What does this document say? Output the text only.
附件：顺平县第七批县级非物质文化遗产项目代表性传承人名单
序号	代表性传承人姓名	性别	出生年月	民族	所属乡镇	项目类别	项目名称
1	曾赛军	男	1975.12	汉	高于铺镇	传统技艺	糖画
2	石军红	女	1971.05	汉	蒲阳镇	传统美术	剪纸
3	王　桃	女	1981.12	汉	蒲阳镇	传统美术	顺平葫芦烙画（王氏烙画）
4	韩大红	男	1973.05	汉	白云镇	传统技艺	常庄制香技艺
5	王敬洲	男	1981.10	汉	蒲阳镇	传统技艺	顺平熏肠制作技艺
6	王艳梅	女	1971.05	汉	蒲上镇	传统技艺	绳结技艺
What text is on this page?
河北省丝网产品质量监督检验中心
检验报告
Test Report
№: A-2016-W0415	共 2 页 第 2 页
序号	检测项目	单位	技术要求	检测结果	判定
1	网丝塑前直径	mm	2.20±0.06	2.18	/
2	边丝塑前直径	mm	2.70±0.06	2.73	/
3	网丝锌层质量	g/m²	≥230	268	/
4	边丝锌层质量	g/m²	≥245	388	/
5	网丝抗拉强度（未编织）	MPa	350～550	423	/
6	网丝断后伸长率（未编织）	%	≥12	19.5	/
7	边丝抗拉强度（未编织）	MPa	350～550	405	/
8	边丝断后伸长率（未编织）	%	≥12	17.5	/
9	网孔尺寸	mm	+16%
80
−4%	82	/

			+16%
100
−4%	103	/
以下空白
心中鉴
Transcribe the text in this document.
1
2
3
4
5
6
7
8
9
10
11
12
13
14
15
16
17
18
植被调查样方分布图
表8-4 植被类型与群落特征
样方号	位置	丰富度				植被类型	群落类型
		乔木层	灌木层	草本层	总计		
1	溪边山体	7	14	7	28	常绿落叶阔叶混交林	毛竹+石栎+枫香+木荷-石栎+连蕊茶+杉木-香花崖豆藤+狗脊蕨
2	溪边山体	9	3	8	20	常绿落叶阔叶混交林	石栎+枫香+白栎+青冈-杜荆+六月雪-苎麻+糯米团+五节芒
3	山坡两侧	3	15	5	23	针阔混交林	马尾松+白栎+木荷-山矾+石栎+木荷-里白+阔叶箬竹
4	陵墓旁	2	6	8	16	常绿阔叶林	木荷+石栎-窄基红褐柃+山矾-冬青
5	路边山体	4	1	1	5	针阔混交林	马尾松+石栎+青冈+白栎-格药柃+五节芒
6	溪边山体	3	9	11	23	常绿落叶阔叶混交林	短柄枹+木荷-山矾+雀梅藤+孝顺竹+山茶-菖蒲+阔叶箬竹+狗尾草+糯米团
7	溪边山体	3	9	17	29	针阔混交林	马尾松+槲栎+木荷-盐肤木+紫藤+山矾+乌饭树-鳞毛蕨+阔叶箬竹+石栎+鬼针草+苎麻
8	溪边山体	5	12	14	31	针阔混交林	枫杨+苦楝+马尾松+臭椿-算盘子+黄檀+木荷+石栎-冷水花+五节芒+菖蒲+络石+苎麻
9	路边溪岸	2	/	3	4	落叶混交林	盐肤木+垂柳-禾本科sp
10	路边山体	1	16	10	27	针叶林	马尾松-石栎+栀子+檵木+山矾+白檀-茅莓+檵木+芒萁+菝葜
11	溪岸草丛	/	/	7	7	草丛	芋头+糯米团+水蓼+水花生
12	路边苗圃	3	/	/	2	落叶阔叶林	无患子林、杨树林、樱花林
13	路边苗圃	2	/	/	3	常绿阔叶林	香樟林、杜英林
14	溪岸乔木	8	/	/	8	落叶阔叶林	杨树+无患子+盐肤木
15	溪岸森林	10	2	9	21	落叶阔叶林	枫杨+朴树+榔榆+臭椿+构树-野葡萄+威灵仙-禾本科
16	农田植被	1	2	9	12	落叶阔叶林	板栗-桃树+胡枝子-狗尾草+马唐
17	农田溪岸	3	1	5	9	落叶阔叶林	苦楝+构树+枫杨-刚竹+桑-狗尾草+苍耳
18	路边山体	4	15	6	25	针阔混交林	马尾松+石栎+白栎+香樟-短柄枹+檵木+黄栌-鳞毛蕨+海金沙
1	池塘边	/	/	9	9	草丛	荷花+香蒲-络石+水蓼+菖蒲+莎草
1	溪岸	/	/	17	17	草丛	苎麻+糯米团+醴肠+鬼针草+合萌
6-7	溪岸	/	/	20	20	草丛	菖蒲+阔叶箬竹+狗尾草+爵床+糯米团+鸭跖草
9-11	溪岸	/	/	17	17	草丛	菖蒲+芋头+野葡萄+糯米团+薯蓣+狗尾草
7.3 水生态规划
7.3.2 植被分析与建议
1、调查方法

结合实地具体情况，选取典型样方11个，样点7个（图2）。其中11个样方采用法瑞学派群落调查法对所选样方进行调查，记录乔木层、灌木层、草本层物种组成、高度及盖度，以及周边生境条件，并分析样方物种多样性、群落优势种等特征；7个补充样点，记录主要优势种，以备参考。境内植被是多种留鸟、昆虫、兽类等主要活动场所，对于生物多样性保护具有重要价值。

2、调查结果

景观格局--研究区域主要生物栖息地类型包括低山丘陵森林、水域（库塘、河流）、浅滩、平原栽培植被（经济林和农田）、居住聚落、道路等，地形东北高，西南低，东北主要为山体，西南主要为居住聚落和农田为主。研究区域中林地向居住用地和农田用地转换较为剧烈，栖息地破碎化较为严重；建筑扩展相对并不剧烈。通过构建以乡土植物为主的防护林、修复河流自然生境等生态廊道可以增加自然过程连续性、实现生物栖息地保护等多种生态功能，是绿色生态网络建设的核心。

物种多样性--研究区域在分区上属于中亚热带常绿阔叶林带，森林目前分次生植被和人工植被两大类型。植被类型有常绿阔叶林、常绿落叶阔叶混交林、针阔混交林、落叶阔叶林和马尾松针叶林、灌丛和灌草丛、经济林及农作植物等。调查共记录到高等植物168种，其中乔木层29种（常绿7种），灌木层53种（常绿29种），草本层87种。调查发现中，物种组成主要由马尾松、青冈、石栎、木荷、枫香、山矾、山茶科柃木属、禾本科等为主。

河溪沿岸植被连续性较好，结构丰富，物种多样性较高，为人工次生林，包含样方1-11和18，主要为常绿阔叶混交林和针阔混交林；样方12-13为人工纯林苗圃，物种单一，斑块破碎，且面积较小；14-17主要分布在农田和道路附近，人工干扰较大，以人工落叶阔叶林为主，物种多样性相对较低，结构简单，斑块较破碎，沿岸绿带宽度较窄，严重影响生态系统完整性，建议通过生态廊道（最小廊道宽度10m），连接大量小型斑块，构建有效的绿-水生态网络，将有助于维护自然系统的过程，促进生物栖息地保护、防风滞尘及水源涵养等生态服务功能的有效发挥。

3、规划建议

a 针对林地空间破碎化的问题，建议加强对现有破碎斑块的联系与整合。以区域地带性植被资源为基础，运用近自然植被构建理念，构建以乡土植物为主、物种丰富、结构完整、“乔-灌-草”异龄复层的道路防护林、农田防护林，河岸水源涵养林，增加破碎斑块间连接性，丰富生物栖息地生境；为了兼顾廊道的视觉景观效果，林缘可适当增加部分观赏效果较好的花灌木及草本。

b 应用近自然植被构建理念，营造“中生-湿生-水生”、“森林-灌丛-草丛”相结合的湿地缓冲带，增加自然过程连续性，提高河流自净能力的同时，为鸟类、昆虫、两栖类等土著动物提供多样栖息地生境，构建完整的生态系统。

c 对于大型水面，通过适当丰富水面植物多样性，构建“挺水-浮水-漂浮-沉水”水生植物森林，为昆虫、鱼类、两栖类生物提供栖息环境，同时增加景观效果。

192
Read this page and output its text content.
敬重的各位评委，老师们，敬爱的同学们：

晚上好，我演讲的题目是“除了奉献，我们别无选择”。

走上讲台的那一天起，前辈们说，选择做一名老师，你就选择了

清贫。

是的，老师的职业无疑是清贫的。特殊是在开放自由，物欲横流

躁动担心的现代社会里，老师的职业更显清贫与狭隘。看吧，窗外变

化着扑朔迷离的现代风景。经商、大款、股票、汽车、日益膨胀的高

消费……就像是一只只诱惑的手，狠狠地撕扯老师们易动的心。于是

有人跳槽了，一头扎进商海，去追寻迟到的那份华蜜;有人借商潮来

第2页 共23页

···

→ **EXERCISE OBJECTIVE**
Where a line of the entries contains the word "常绿落叶阔叶混交林", copy that line.

→ **FINAL ANSWER**
1	溪边山体	7	14	7	28	常绿落叶阔叶混交林	毛竹+石栎+枫香+木荷-石栎+连蕊茶+杉木-香花崖豆藤+狗脊蕨
2	溪边山体	9	3	8	20	常绿落叶阔叶混交林	石栎+枫香+白栎+青冈-杜荆+六月雪-苎麻+糯米团+五节芒
6	溪边山体	3	9	11	23	常绿落叶阔叶混交林	短柄枹+木荷-山矾+雀梅藤+孝顺竹+山茶-菖蒲+阔叶箬竹+狗尾草+糯米团
物种多样性--研究区域在分区上属于中亚热带常绿阔叶林带，森林目前分次生植被和人工植被两大类型。植被类型有常绿阔叶林、常绿落叶阔叶混交林、针阔混交林、落叶阔叶林和马尾松针叶林、灌丛和灌草丛、经济林及农作植物等。调查共记录到高等植物168种，其中乔木层29种（常绿7种），灌木层53种（常绿29种），草本层87种。调查发现中，物种组成主要由马尾松、青冈、石栎、木荷、枫香、山矾、山茶科柃木属、禾本科等为主。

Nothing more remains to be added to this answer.